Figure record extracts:
______________________________
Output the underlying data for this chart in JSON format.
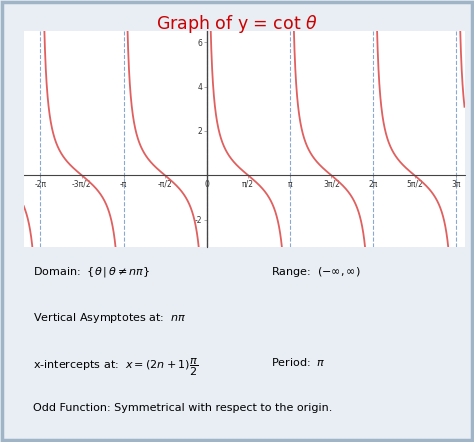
{
  "title_color": "#cc0000",
  "bg_color": "#e8eef4",
  "plot_bg_color": "#ffffff",
  "curve_color": "#e06060",
  "asymptote_color": "#7799cc",
  "axis_color": "#444444",
  "ylim": [
    -3.2,
    6.5
  ],
  "xlim_pi_multiples": [
    -2.2,
    3.1
  ],
  "tick_positions_pi": [
    -2.0,
    -1.5,
    -1.0,
    -0.5,
    0.0,
    0.5,
    1.0,
    1.5,
    2.0,
    2.5,
    3.0
  ],
  "tick_labels": [
    "-2π",
    "-3π/2",
    "-π",
    "-π/2",
    "0",
    "π/2",
    "π",
    "3π/2",
    "2π",
    "5π/2",
    "3π"
  ],
  "ytick_vals": [
    -2,
    2,
    4,
    6
  ],
  "ytick_labels": [
    "-2",
    "2",
    "4",
    "6"
  ],
  "curve_linewidth": 1.3,
  "asymptote_linewidth": 0.8
}
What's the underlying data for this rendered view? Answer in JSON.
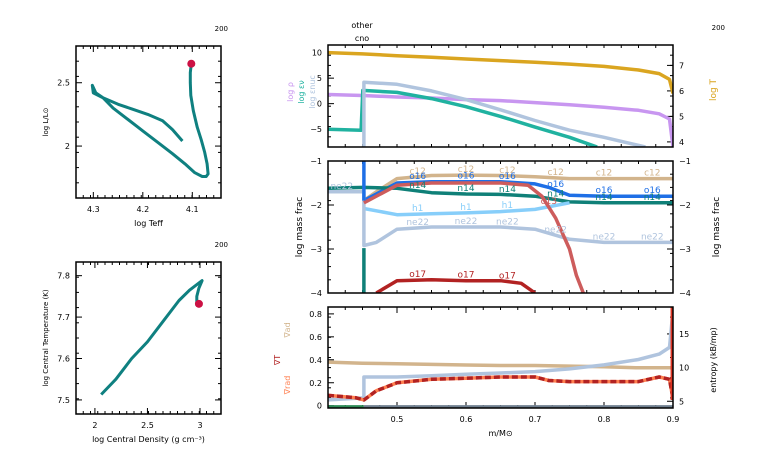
{
  "chart_data": [
    {
      "id": "hr",
      "type": "line",
      "title": "",
      "model_number": "200",
      "xlabel": "log Teff",
      "ylabel": "log L/L⊙",
      "xlim": [
        4.335,
        4.042
      ],
      "ylim": [
        1.59,
        2.79
      ],
      "xticks": [
        4.3,
        4.2,
        4.1
      ],
      "xtick_labels": [
        "4.3",
        "4.2",
        "4.1"
      ],
      "yticks": [
        2.0,
        2.5
      ],
      "ytick_labels": [
        "2",
        "2.5"
      ],
      "series": [
        {
          "name": "track",
          "color": "#0f8080",
          "x": [
            4.12,
            4.14,
            4.16,
            4.19,
            4.22,
            4.25,
            4.28,
            4.3,
            4.302,
            4.295,
            4.28,
            4.26,
            4.23,
            4.2,
            4.17,
            4.14,
            4.115,
            4.095,
            4.08,
            4.072,
            4.068,
            4.07,
            4.075,
            4.082,
            4.09,
            4.098,
            4.103,
            4.104,
            4.104,
            4.102
          ],
          "y": [
            2.04,
            2.13,
            2.2,
            2.25,
            2.29,
            2.33,
            2.38,
            2.42,
            2.48,
            2.42,
            2.38,
            2.3,
            2.21,
            2.12,
            2.03,
            1.94,
            1.86,
            1.79,
            1.76,
            1.76,
            1.78,
            1.86,
            1.95,
            2.05,
            2.15,
            2.28,
            2.4,
            2.5,
            2.58,
            2.65
          ]
        }
      ],
      "marker": {
        "name": "current model",
        "x": 4.102,
        "y": 2.65,
        "color": "#cc1144"
      }
    },
    {
      "id": "rhoT",
      "type": "line",
      "title": "",
      "model_number": "200",
      "xlabel": "log Central Density (g cm⁻³)",
      "ylabel": "log Central Temperature (K)",
      "xlim": [
        1.82,
        3.2
      ],
      "ylim": [
        7.466,
        7.833
      ],
      "xticks": [
        2.0,
        2.5,
        3.0
      ],
      "xtick_labels": [
        "2",
        "2.5",
        "3"
      ],
      "yticks": [
        7.5,
        7.6,
        7.7,
        7.8
      ],
      "ytick_labels": [
        "7.5",
        "7.6",
        "7.7",
        "7.8"
      ],
      "series": [
        {
          "name": "track",
          "color": "#0f8080",
          "x": [
            2.06,
            2.2,
            2.35,
            2.5,
            2.65,
            2.8,
            2.9,
            3.02,
            2.99,
            2.97,
            2.97
          ],
          "y": [
            7.513,
            7.55,
            7.6,
            7.64,
            7.69,
            7.74,
            7.765,
            7.788,
            7.77,
            7.75,
            7.728
          ]
        }
      ],
      "marker": {
        "name": "current model",
        "x": 2.99,
        "y": 7.732,
        "color": "#cc1144"
      }
    },
    {
      "id": "profile-top",
      "type": "line",
      "title": "",
      "model_number": "200",
      "top_labels": [
        "other",
        "cno"
      ],
      "xlim": [
        0.4,
        0.9
      ],
      "ylim": [
        -8.5,
        11.5
      ],
      "yticks": [
        -5,
        0,
        5,
        10
      ],
      "ytick_labels": [
        "−5",
        "0",
        "5",
        "10"
      ],
      "left_labels": [
        {
          "text": "log ρ",
          "color": "#c896f0"
        },
        {
          "text": "log εν",
          "color": "#20b2a0"
        },
        {
          "text": "log εnuc",
          "color": "#b0c4de"
        }
      ],
      "right_label": {
        "text": "log T",
        "color": "#daa520"
      },
      "y2lim": [
        3.8,
        7.8
      ],
      "y2ticks": [
        4,
        5,
        6,
        7
      ],
      "y2tick_labels": [
        "4",
        "5",
        "6",
        "7"
      ],
      "series": [
        {
          "name": "log T",
          "axis": "right",
          "color": "#daa520",
          "x": [
            0.4,
            0.45,
            0.5,
            0.55,
            0.6,
            0.65,
            0.7,
            0.75,
            0.8,
            0.85,
            0.88,
            0.895,
            0.9
          ],
          "y": [
            7.5,
            7.45,
            7.38,
            7.32,
            7.25,
            7.19,
            7.12,
            7.05,
            6.96,
            6.82,
            6.68,
            6.45,
            5.9
          ]
        },
        {
          "name": "log rho",
          "axis": "left",
          "color": "#c896f0",
          "x": [
            0.4,
            0.45,
            0.5,
            0.55,
            0.6,
            0.65,
            0.7,
            0.75,
            0.8,
            0.85,
            0.88,
            0.895,
            0.9
          ],
          "y": [
            1.8,
            1.6,
            1.3,
            1.1,
            0.8,
            0.6,
            0.2,
            -0.2,
            -0.7,
            -1.3,
            -2.0,
            -3.0,
            -8.5
          ]
        },
        {
          "name": "log eps_nu",
          "axis": "left",
          "color": "#20b2a0",
          "x": [
            0.4,
            0.448,
            0.4505,
            0.5,
            0.55,
            0.6,
            0.65,
            0.7,
            0.75,
            0.79
          ],
          "y": [
            -5.0,
            -5.2,
            2.6,
            2.2,
            1.0,
            -0.6,
            -2.5,
            -4.6,
            -6.6,
            -8.5
          ]
        },
        {
          "name": "log eps_nuc",
          "axis": "left",
          "color": "#b0c4de",
          "x": [
            0.452,
            0.452,
            0.5,
            0.55,
            0.6,
            0.65,
            0.7,
            0.75,
            0.8,
            0.86
          ],
          "y": [
            -8.5,
            4.2,
            3.8,
            2.5,
            0.8,
            -1.2,
            -3.3,
            -5.2,
            -6.6,
            -8.5
          ]
        }
      ]
    },
    {
      "id": "profile-mid",
      "type": "line",
      "title": "",
      "ylabel": "log mass frac",
      "y2label": "log mass frac",
      "xlim": [
        0.4,
        0.9
      ],
      "ylim": [
        -4,
        -1
      ],
      "yticks": [
        -4,
        -3,
        -2,
        -1
      ],
      "ytick_labels": [
        "−4",
        "−3",
        "−2",
        "−1"
      ],
      "series": [
        {
          "name": "c12",
          "color": "#d2b48c",
          "label_positions": [
            0.53,
            0.6,
            0.66,
            0.73,
            0.8,
            0.87
          ],
          "x": [
            0.452,
            0.47,
            0.5,
            0.55,
            0.6,
            0.65,
            0.7,
            0.75,
            0.8,
            0.9
          ],
          "y": [
            -1.9,
            -1.7,
            -1.4,
            -1.33,
            -1.32,
            -1.33,
            -1.36,
            -1.4,
            -1.4,
            -1.4
          ]
        },
        {
          "name": "o16",
          "color": "#1e6fe6",
          "label_positions": [
            0.53,
            0.6,
            0.66,
            0.73,
            0.8,
            0.87
          ],
          "x": [
            0.452,
            0.47,
            0.5,
            0.55,
            0.6,
            0.65,
            0.7,
            0.72,
            0.75,
            0.8,
            0.9
          ],
          "y": [
            -1.9,
            -1.75,
            -1.5,
            -1.47,
            -1.47,
            -1.47,
            -1.52,
            -1.6,
            -1.78,
            -1.8,
            -1.8
          ]
        },
        {
          "name": "n14",
          "color": "#0f8078",
          "label_positions": [
            0.53,
            0.6,
            0.66,
            0.73,
            0.8,
            0.87
          ],
          "x": [
            0.4,
            0.452,
            0.5,
            0.55,
            0.6,
            0.65,
            0.7,
            0.75,
            0.8,
            0.9
          ],
          "y": [
            -1.62,
            -1.6,
            -1.62,
            -1.72,
            -1.75,
            -1.76,
            -1.8,
            -1.93,
            -1.95,
            -1.95
          ]
        },
        {
          "name": "h1",
          "color": "#87cefa",
          "label_positions": [
            0.53,
            0.6,
            0.66
          ],
          "x": [
            0.452,
            0.5,
            0.55,
            0.6,
            0.65,
            0.7,
            0.75
          ],
          "y": [
            -2.08,
            -2.22,
            -2.2,
            -2.18,
            -2.15,
            -2.1,
            -1.95
          ]
        },
        {
          "name": "ne22",
          "color": "#b0c4de",
          "label_positions": [
            0.42,
            0.53,
            0.6,
            0.66,
            0.73,
            0.8,
            0.87
          ],
          "x": [
            0.4,
            0.452,
            0.452,
            0.47,
            0.5,
            0.55,
            0.6,
            0.65,
            0.7,
            0.75,
            0.8,
            0.9
          ],
          "y": [
            -1.7,
            -1.7,
            -2.92,
            -2.85,
            -2.55,
            -2.5,
            -2.5,
            -2.5,
            -2.55,
            -2.78,
            -2.85,
            -2.85
          ]
        },
        {
          "name": "c13",
          "color": "#cd5c5c",
          "label_positions": [
            0.72
          ],
          "x": [
            0.452,
            0.5,
            0.55,
            0.6,
            0.65,
            0.69,
            0.71,
            0.73,
            0.75,
            0.76,
            0.77
          ],
          "y": [
            -1.95,
            -1.55,
            -1.5,
            -1.5,
            -1.5,
            -1.55,
            -1.8,
            -2.3,
            -3.0,
            -3.6,
            -4.0
          ]
        },
        {
          "name": "o17",
          "color": "#b22222",
          "label_positions": [
            0.53,
            0.6,
            0.66
          ],
          "x": [
            0.47,
            0.5,
            0.55,
            0.6,
            0.65,
            0.68,
            0.7
          ],
          "y": [
            -4.0,
            -3.72,
            -3.7,
            -3.72,
            -3.72,
            -3.78,
            -4.0
          ]
        },
        {
          "name": "vertical boundary",
          "color": "#1e6fe6",
          "x": [
            0.452,
            0.452
          ],
          "y": [
            -1.0,
            -1.9
          ]
        },
        {
          "name": "n14 boundary",
          "color": "#0f8078",
          "x": [
            0.452,
            0.452
          ],
          "y": [
            -2.98,
            -4.0
          ]
        }
      ]
    },
    {
      "id": "profile-bot",
      "type": "line",
      "title": "",
      "xlabel": "m/M⊙",
      "xlim": [
        0.4,
        0.9
      ],
      "xticks": [
        0.5,
        0.6,
        0.7,
        0.8,
        0.9
      ],
      "xtick_labels": [
        "0.5",
        "0.6",
        "0.7",
        "0.8",
        "0.9"
      ],
      "ylim": [
        -0.02,
        0.86
      ],
      "yticks": [
        0,
        0.2,
        0.4,
        0.6,
        0.8
      ],
      "ytick_labels": [
        "0",
        "0.2",
        "0.4",
        "0.6",
        "0.8"
      ],
      "left_labels": [
        {
          "text": "∇ad",
          "color": "#d2b48c"
        },
        {
          "text": "∇T",
          "color": "#b22222"
        },
        {
          "text": "∇rad",
          "color": "#ff7f50"
        }
      ],
      "y2label": "entropy (kB/mp)",
      "y2lim": [
        4,
        19
      ],
      "y2ticks": [
        5,
        10,
        15
      ],
      "y2tick_labels": [
        "5",
        "10",
        "15"
      ],
      "series": [
        {
          "name": "grad_ad",
          "axis": "left",
          "color": "#d2b48c",
          "x": [
            0.4,
            0.45,
            0.5,
            0.55,
            0.6,
            0.65,
            0.7,
            0.75,
            0.8,
            0.85,
            0.89,
            0.9
          ],
          "y": [
            0.38,
            0.37,
            0.365,
            0.36,
            0.355,
            0.35,
            0.35,
            0.345,
            0.34,
            0.33,
            0.33,
            0.33
          ]
        },
        {
          "name": "entropy",
          "axis": "right",
          "color": "#b0c4de",
          "x": [
            0.4,
            0.452,
            0.452,
            0.5,
            0.55,
            0.6,
            0.65,
            0.7,
            0.75,
            0.8,
            0.85,
            0.88,
            0.895,
            0.9
          ],
          "y": [
            5.2,
            5.5,
            8.6,
            8.6,
            8.8,
            9.0,
            9.2,
            9.4,
            9.8,
            10.4,
            11.2,
            12.0,
            13.0,
            18.5
          ]
        },
        {
          "name": "grad_rad",
          "axis": "left",
          "color": "#ff7f50",
          "x": [
            0.4,
            0.44,
            0.452,
            0.47,
            0.5,
            0.55,
            0.6,
            0.65,
            0.7,
            0.72,
            0.75,
            0.8,
            0.85,
            0.88,
            0.895,
            0.9
          ],
          "y": [
            0.09,
            0.07,
            0.05,
            0.13,
            0.2,
            0.23,
            0.24,
            0.25,
            0.25,
            0.22,
            0.21,
            0.21,
            0.21,
            0.25,
            0.23,
            0.06
          ]
        },
        {
          "name": "grad_T",
          "axis": "left",
          "color": "#b22222",
          "dashed": true,
          "x": [
            0.4,
            0.44,
            0.452,
            0.47,
            0.5,
            0.55,
            0.6,
            0.65,
            0.7,
            0.72,
            0.75,
            0.8,
            0.85,
            0.88,
            0.895,
            0.9
          ],
          "y": [
            0.09,
            0.07,
            0.05,
            0.13,
            0.2,
            0.23,
            0.24,
            0.25,
            0.25,
            0.22,
            0.21,
            0.21,
            0.21,
            0.25,
            0.23,
            0.06
          ]
        },
        {
          "name": "grad_T spike",
          "axis": "left",
          "color": "#dd3322",
          "x": [
            0.899,
            0.899
          ],
          "y": [
            0.05,
            0.86
          ]
        },
        {
          "name": "mixing zone",
          "axis": "left",
          "color": "#2e8b57",
          "x": [
            0.4,
            0.452
          ],
          "y": [
            -0.01,
            -0.01
          ]
        },
        {
          "name": "baseline",
          "axis": "left",
          "color": "#708090",
          "x": [
            0.452,
            0.9
          ],
          "y": [
            -0.01,
            -0.01
          ]
        }
      ]
    }
  ]
}
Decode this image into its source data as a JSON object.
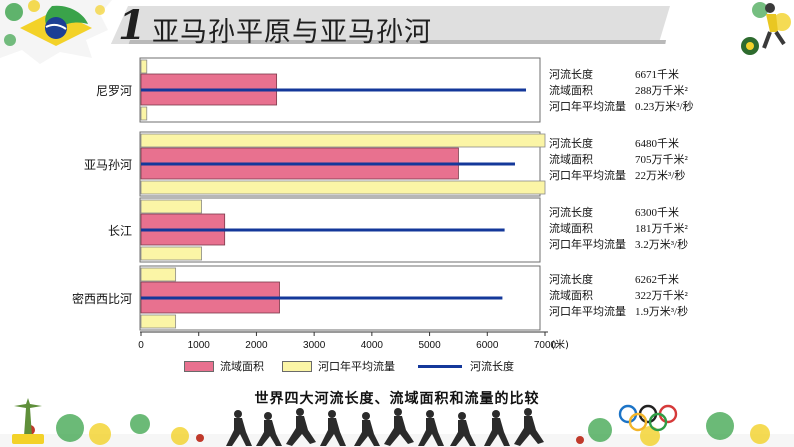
______________________________
TASK INSTRUCTIONS: Scan the material above. Return every line containing the string "ylabel".

WRITTEN SOLUTION:
      "ylabel": "log L/L⊙",
      "ylabel": "log Central Temperature (K)",
      "ylabel": "log mass frac",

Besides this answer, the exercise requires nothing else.